_Exercise details_: Beginning with the line where "Decode this image" appears, retype every remaining line of the data below, both the first and last included.

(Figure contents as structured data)
________________________________________

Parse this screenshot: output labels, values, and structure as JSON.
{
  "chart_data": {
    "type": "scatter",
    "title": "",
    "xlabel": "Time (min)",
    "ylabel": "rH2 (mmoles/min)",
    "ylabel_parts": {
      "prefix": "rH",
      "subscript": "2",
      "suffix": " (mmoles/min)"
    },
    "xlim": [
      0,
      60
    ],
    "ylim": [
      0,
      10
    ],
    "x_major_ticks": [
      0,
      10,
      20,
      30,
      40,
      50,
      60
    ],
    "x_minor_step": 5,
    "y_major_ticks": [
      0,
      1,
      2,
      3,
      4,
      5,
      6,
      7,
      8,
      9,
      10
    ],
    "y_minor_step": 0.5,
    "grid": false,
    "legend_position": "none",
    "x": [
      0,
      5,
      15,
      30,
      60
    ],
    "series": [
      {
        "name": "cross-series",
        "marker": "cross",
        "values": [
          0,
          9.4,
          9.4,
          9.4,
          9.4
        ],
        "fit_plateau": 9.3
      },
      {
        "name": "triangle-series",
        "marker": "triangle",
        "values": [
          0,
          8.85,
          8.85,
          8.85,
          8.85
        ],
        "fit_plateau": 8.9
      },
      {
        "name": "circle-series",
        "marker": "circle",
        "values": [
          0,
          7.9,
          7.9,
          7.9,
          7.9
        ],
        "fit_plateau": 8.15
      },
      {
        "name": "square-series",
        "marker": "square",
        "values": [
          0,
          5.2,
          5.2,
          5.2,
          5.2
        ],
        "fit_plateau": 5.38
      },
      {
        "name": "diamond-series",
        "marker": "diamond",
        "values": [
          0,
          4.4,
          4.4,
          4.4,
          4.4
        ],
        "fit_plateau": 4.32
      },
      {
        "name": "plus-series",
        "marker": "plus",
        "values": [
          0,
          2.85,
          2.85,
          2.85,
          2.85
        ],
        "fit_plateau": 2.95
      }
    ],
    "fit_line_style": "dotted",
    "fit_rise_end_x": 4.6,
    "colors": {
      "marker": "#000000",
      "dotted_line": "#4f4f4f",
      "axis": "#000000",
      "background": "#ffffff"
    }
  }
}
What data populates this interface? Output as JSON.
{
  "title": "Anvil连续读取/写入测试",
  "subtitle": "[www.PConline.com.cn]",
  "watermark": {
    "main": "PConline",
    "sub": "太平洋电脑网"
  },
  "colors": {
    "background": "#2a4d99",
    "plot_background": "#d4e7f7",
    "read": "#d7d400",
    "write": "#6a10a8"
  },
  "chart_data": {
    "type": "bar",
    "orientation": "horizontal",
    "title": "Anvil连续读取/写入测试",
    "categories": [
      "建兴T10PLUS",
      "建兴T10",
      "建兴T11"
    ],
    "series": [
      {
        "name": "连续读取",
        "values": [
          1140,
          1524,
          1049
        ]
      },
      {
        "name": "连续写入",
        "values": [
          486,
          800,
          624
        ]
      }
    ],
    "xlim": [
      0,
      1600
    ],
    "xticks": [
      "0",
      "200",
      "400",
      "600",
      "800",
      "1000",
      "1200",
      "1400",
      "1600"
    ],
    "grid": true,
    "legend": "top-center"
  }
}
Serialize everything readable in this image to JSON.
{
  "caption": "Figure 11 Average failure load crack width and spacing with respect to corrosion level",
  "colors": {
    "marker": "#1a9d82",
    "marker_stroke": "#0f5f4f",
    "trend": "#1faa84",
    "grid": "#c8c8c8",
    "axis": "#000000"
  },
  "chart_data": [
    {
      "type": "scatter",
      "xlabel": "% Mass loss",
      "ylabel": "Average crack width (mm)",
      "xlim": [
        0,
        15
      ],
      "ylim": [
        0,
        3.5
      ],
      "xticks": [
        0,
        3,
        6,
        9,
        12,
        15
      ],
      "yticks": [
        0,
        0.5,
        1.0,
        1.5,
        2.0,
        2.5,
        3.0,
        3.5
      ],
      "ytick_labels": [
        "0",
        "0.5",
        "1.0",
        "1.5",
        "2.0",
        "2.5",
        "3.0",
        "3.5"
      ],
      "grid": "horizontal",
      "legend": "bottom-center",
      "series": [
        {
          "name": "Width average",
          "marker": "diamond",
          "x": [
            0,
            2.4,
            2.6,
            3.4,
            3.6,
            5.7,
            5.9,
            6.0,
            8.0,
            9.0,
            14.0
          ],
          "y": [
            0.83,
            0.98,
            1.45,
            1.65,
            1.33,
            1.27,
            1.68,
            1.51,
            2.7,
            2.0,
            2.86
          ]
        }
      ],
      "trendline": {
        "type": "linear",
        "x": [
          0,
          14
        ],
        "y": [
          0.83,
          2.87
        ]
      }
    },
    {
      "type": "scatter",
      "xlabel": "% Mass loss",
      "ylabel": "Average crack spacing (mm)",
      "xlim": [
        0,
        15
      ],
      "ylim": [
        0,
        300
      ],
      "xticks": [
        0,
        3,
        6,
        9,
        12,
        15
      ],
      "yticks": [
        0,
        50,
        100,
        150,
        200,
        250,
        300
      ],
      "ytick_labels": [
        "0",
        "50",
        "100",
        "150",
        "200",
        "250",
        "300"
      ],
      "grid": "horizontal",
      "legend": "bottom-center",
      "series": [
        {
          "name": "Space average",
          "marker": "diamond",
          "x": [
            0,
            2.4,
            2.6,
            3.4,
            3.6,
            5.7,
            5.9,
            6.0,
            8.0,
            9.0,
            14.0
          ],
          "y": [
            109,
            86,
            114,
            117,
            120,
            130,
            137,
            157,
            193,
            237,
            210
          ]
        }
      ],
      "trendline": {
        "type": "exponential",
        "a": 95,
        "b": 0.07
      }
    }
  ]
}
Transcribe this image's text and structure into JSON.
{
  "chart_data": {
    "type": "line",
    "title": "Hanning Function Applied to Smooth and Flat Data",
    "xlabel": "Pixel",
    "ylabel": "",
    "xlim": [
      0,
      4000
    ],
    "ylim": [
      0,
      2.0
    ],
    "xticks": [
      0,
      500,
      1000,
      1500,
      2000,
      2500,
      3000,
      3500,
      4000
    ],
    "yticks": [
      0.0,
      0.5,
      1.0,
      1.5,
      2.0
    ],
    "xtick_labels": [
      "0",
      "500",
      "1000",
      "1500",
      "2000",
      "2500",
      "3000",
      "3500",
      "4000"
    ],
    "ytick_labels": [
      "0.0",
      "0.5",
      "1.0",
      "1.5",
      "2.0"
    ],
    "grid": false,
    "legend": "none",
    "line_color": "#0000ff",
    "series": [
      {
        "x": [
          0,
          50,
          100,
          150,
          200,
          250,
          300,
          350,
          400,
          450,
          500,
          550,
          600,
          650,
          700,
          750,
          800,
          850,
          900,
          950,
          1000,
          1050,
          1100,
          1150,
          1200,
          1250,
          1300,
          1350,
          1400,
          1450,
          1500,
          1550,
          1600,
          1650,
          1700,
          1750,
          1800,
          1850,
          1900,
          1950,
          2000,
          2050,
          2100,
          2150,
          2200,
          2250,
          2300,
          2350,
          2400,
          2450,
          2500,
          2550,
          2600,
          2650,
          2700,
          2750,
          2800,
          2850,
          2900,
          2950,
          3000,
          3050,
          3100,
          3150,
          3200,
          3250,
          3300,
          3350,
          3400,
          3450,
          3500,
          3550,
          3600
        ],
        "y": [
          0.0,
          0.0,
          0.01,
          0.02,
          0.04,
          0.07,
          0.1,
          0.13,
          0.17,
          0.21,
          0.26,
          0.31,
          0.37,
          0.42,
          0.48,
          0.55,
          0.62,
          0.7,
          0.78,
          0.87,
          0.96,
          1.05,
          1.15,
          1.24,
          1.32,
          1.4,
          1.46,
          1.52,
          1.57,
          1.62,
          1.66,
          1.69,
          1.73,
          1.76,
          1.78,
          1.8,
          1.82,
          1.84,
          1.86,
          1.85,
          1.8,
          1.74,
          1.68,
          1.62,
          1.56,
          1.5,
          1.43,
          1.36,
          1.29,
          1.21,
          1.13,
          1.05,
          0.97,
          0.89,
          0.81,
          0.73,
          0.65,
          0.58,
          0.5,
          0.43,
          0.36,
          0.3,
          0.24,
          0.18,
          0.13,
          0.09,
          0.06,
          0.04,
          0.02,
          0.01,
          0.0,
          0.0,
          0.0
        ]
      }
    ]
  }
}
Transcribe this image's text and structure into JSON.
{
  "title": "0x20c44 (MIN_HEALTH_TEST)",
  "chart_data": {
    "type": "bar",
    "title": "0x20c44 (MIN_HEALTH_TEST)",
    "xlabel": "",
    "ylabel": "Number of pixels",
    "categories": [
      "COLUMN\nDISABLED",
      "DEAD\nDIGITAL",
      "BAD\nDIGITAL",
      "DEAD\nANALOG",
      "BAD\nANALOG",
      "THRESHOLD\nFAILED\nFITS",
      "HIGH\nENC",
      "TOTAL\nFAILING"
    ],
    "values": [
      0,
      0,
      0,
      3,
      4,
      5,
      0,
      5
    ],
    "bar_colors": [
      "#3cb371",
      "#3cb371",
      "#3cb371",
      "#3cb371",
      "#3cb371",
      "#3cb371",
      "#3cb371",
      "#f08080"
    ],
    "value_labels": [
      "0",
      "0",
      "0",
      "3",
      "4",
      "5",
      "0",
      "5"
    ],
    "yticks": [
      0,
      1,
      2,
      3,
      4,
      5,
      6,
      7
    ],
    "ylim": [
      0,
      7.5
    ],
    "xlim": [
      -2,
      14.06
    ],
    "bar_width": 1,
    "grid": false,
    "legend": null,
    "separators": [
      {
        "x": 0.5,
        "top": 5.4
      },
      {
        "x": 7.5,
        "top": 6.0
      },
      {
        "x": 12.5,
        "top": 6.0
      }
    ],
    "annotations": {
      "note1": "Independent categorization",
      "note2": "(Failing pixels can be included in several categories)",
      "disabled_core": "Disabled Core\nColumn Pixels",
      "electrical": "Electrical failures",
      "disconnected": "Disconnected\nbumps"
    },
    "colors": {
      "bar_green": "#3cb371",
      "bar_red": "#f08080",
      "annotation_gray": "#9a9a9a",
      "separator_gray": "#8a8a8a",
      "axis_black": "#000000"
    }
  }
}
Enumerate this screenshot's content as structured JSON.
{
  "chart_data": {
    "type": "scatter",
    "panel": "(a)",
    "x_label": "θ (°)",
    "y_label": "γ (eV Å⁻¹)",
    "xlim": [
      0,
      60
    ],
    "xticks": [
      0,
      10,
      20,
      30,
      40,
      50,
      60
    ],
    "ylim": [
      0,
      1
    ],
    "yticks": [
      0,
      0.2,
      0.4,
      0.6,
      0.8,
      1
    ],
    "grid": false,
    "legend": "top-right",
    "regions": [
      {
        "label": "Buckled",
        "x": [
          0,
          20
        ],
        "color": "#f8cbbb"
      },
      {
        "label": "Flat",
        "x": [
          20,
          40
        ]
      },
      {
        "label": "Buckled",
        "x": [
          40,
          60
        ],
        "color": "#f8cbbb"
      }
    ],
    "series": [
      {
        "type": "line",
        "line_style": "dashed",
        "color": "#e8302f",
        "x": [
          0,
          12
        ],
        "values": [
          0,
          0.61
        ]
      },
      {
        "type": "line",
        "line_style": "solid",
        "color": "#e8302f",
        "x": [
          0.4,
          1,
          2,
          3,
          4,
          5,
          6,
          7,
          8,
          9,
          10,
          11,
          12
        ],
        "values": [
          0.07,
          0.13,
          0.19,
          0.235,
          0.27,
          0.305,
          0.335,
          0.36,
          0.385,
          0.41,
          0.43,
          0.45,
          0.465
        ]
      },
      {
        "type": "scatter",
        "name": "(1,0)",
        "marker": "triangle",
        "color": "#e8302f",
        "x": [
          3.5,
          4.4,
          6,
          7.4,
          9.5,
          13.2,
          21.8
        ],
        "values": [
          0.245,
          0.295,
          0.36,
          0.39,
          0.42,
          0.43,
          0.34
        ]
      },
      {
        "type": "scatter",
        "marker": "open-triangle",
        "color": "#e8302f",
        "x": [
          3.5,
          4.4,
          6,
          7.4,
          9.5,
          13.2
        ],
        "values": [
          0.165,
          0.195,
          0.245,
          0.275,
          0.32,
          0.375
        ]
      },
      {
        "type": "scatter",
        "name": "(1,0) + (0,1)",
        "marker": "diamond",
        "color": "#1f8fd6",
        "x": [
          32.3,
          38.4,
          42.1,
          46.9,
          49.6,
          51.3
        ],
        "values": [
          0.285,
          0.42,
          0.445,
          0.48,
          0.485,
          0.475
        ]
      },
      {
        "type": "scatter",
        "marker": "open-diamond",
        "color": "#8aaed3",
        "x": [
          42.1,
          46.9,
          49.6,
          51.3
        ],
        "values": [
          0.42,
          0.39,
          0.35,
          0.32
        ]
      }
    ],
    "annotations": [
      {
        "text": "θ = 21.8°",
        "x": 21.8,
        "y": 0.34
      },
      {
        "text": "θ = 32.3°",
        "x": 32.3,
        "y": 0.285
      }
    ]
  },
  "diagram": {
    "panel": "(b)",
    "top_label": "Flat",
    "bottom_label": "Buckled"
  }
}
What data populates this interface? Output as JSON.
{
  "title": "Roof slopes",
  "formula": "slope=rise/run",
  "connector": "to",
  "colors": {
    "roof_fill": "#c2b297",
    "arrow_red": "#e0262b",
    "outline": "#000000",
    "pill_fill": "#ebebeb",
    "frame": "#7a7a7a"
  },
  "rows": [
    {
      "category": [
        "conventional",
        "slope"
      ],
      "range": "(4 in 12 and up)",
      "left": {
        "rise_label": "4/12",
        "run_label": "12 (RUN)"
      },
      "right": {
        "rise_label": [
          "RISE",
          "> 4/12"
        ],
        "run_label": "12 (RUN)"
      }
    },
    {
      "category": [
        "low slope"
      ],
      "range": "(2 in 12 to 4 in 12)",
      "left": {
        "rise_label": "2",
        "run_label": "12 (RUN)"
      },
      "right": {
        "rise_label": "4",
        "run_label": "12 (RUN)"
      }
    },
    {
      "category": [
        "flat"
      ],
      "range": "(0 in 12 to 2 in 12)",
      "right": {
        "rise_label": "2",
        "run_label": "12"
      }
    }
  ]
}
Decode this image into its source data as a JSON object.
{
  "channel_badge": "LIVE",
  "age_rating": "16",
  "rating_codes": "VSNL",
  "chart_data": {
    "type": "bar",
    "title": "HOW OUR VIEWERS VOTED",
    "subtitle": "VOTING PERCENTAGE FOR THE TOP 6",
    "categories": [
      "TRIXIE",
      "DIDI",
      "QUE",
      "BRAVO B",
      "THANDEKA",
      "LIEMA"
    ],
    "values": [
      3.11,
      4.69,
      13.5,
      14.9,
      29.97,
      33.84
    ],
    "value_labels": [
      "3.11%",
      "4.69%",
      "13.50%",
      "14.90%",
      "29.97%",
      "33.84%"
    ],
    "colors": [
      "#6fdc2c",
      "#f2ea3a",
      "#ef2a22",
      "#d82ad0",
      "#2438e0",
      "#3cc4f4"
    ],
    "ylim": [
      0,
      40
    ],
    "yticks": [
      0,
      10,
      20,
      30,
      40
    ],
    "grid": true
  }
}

________________________________________

_The solution_:
Decode this image into its source data as a JSON object.
{
  "channel_badge": "LIVE",
  "age_rating": "16",
  "rating_codes": "VSNL",
  "chart_data": {
    "type": "bar",
    "title": "HOW OUR VIEWERS VOTED",
    "subtitle": "VOTING PERCENTAGE FOR THE TOP 6",
    "categories": [
      "TRIXIE",
      "DIDI",
      "QUE",
      "BRAVO B",
      "THANDEKA",
      "LIEMA"
    ],
    "values": [
      3.11,
      4.69,
      13.5,
      14.9,
      29.97,
      33.84
    ],
    "value_labels": [
      "3.11%",
      "4.69%",
      "13.50%",
      "14.90%",
      "29.97%",
      "33.84%"
    ],
    "colors": [
      "#6fdc2c",
      "#f2ea3a",
      "#ef2a22",
      "#d82ad0",
      "#2438e0",
      "#3cc4f4"
    ],
    "ylim": [
      0,
      40
    ],
    "yticks": [
      0,
      10,
      20,
      30,
      40
    ],
    "grid": true
  }
}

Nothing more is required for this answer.